CHALLENGE –
Repeat the material verbatim. Images are excluded from the copy.

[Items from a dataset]
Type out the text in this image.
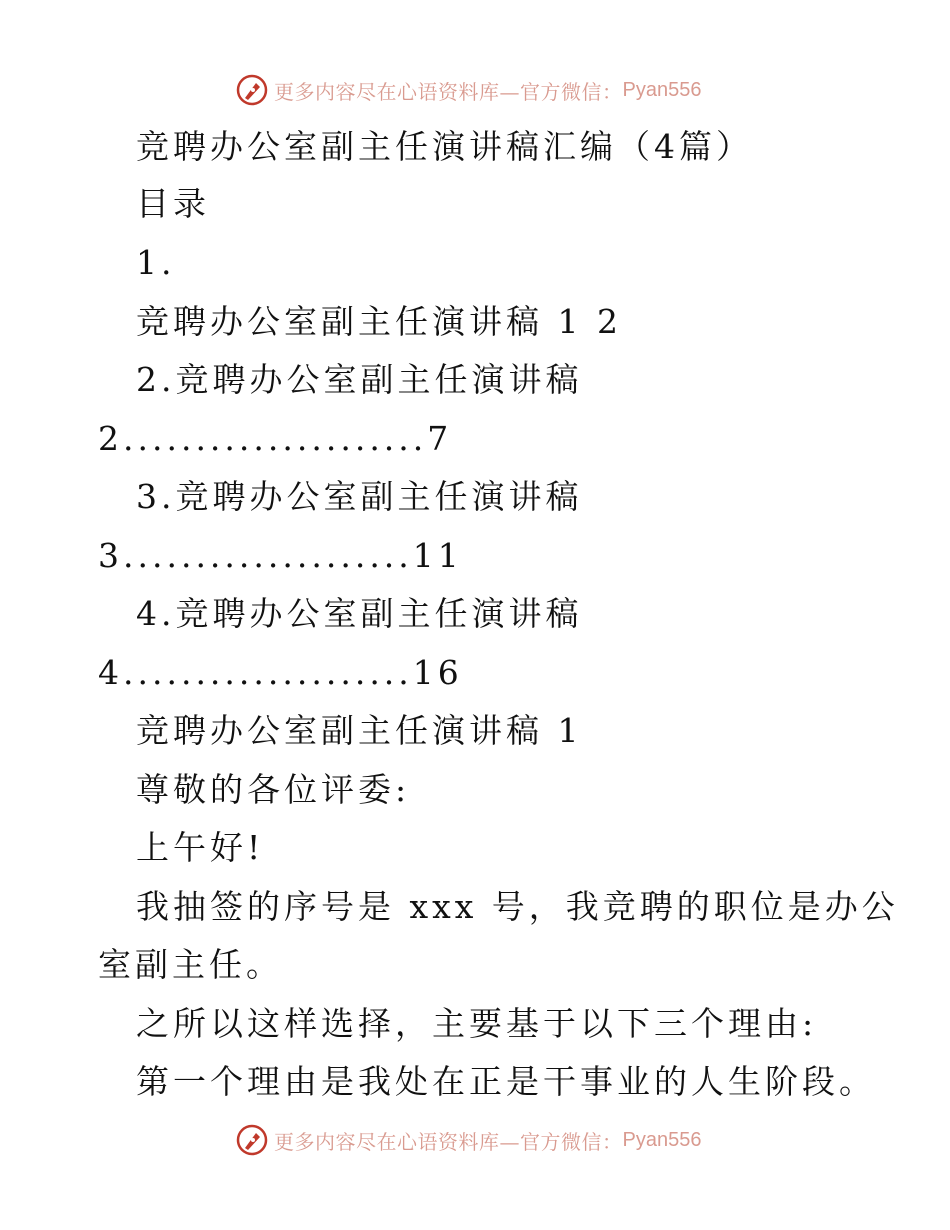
更多内容尽在心语资料库—官方微信： Pyan556
竞聘办公室副主任演讲稿汇编（4篇）
目录
1.
竞聘办公室副主任演讲稿 1 2
2.竞聘办公室副主任演讲稿
2.....................7
3.竞聘办公室副主任演讲稿
3....................11
4.竞聘办公室副主任演讲稿
4....................16
竞聘办公室副主任演讲稿 1
尊敬的各位评委:
上午好!
我抽签的序号是 xxx 号，我竞聘的职位是办公
室副主任。
之所以这样选择，主要基于以下三个理由:
第一个理由是我处在正是干事业的人生阶段。
更多内容尽在心语资料库—官方微信： Pyan556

OUTPUT OF THE TASK –
Type out the text in this image.
更多内容尽在心语资料库—官方微信： Pyan556
竞聘办公室副主任演讲稿汇编（4篇）
目录
1.
竞聘办公室副主任演讲稿 1 2
2.竞聘办公室副主任演讲稿
2.....................7
3.竞聘办公室副主任演讲稿
3....................11
4.竞聘办公室副主任演讲稿
4....................16
竞聘办公室副主任演讲稿 1
尊敬的各位评委:
上午好!
我抽签的序号是 xxx 号，我竞聘的职位是办公
室副主任。
之所以这样选择，主要基于以下三个理由:
第一个理由是我处在正是干事业的人生阶段。
更多内容尽在心语资料库—官方微信： Pyan556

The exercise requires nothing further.